PROVIDED MATERIAL
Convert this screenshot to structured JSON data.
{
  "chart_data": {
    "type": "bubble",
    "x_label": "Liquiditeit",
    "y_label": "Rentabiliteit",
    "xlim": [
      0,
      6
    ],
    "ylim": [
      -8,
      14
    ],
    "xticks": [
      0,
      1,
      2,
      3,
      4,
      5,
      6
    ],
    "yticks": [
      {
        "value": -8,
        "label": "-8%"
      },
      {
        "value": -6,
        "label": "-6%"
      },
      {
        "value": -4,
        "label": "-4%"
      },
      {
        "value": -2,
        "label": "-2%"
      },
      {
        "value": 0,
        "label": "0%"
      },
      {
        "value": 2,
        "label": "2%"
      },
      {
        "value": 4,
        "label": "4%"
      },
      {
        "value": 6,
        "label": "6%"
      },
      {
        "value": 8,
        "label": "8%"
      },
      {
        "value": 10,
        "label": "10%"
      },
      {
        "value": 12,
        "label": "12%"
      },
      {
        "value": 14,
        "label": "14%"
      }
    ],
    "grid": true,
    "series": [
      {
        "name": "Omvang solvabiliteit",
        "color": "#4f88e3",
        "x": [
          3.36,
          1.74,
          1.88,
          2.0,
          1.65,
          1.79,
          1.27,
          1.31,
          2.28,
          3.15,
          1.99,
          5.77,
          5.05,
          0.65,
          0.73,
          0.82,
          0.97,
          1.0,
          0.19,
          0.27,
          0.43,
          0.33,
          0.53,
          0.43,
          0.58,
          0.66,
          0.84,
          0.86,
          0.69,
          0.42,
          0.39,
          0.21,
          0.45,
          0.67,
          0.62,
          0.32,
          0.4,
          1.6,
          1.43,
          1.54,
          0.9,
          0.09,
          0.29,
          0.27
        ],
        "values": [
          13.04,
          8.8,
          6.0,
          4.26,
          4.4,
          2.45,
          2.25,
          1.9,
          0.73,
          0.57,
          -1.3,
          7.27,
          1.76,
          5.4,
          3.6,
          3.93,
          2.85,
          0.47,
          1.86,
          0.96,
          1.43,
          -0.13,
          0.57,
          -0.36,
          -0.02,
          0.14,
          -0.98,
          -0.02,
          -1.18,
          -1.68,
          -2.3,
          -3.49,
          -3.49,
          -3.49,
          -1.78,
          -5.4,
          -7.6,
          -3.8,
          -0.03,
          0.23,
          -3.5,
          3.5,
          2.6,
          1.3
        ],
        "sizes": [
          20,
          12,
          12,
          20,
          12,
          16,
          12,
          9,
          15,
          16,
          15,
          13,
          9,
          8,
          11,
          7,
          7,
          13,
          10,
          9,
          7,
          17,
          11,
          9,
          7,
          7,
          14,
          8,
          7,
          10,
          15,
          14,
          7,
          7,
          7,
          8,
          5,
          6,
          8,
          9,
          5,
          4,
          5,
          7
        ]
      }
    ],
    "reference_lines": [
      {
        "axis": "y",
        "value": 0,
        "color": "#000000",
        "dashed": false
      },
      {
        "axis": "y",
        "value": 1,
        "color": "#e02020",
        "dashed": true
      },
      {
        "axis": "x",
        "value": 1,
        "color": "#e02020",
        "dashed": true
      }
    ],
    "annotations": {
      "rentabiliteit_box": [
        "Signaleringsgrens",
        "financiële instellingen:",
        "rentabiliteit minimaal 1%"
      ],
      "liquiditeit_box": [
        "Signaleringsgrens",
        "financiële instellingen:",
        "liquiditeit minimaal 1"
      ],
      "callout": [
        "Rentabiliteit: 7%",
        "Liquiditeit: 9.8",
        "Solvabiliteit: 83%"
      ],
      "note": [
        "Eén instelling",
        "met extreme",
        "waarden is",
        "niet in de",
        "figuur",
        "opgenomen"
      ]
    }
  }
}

TASK
Go through the records line by line, and copy each line that holds the string "color".

ANSWER AREA
        "color": "#4f88e3",
        "color": "#000000",
        "color": "#e02020",
        "color": "#e02020",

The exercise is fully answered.